THE INPUT: Begin

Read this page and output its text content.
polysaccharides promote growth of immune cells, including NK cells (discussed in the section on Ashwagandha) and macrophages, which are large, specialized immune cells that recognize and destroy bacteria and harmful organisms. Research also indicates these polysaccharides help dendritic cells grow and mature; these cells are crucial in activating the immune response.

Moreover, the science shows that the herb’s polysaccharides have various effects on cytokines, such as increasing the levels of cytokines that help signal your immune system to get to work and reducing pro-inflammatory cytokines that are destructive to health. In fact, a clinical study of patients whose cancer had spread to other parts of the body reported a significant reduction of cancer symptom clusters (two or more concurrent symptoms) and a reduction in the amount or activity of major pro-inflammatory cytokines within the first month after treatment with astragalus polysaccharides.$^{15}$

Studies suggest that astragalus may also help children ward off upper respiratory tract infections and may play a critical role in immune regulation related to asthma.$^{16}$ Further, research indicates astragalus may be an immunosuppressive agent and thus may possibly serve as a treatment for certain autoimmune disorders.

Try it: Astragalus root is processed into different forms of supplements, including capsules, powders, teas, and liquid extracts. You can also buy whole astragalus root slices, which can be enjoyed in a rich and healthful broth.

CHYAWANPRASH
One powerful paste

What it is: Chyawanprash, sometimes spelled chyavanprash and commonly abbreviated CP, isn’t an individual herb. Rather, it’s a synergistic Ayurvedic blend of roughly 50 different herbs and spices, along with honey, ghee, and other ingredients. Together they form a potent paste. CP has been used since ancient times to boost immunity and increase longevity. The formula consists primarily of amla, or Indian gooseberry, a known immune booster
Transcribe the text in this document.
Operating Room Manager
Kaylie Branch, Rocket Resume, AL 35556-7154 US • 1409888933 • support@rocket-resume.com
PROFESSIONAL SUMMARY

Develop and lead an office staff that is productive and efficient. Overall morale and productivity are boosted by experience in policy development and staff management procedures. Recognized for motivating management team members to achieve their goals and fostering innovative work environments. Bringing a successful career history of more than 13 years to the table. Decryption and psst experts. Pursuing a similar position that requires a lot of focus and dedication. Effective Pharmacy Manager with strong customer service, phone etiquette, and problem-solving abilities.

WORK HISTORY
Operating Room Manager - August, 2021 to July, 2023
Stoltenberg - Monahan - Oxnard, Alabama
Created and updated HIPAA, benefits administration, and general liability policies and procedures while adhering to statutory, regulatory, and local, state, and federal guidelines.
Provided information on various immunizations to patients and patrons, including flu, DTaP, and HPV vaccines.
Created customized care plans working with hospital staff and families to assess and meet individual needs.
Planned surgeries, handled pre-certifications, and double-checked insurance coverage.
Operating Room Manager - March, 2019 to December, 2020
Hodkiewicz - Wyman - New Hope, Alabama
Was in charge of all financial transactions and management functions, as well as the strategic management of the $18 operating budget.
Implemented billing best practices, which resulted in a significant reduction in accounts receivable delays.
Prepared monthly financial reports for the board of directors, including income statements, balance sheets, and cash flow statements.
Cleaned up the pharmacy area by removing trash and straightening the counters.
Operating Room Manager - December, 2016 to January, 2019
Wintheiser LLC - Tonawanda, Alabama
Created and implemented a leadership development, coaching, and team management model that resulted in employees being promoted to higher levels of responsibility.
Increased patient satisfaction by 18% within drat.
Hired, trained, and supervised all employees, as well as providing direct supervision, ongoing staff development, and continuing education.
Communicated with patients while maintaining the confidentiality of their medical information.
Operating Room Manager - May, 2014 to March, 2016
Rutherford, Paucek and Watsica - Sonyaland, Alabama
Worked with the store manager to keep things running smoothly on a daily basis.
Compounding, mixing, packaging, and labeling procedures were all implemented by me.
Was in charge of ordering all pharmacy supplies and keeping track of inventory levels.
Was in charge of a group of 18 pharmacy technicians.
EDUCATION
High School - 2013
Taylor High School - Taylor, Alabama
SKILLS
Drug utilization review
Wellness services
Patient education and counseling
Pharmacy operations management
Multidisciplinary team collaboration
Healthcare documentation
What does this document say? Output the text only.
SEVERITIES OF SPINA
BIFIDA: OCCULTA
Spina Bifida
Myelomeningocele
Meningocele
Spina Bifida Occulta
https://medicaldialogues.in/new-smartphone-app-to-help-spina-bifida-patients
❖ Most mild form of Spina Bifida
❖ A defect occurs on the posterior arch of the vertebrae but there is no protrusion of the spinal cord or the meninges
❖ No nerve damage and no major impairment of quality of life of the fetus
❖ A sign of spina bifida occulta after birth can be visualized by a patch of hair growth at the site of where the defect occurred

THE INPUT: End

WHAT THE TASK REQUIRES ▸ Scan the data above for the word "charge". Copy every line in which it is found.

SOLUTION FOR THIS PROBLEM ▸
Was in charge of all financial transactions and management functions, as well as the strategic management of the $18 operating budget.
Was in charge of ordering all pharmacy supplies and keeping track of inventory levels.
Was in charge of a group of 18 pharmacy technicians.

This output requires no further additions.